Say the number of lines containing the string "color", and say nothing else.
┄┄┄┄┄┄
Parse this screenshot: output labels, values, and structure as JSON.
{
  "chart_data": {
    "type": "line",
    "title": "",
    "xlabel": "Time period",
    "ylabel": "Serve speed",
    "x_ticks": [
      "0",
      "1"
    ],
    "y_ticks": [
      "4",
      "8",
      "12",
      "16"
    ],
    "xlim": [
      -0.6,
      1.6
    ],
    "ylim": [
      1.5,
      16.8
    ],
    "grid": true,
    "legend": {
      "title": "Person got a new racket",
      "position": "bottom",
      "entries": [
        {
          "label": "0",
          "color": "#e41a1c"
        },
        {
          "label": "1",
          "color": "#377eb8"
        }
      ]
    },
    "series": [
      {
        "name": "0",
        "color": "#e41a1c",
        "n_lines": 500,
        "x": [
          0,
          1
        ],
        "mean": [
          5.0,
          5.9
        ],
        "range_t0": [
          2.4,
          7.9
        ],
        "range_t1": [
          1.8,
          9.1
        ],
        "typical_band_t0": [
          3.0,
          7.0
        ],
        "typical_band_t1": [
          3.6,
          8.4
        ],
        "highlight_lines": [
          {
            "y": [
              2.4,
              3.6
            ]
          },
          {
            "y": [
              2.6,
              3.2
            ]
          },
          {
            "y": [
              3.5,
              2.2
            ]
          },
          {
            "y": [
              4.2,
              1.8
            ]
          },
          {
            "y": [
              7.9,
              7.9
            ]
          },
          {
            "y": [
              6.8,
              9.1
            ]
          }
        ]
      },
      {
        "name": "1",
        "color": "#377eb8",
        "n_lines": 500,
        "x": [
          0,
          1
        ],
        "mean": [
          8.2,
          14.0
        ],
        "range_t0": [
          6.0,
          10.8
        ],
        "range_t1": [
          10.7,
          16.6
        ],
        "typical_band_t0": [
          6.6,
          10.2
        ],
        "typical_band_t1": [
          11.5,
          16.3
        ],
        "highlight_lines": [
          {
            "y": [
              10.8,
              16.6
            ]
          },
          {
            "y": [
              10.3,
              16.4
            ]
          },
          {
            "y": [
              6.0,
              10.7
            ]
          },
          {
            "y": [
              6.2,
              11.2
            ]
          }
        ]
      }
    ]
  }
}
┄┄┄┄┄┄
Correct output:
4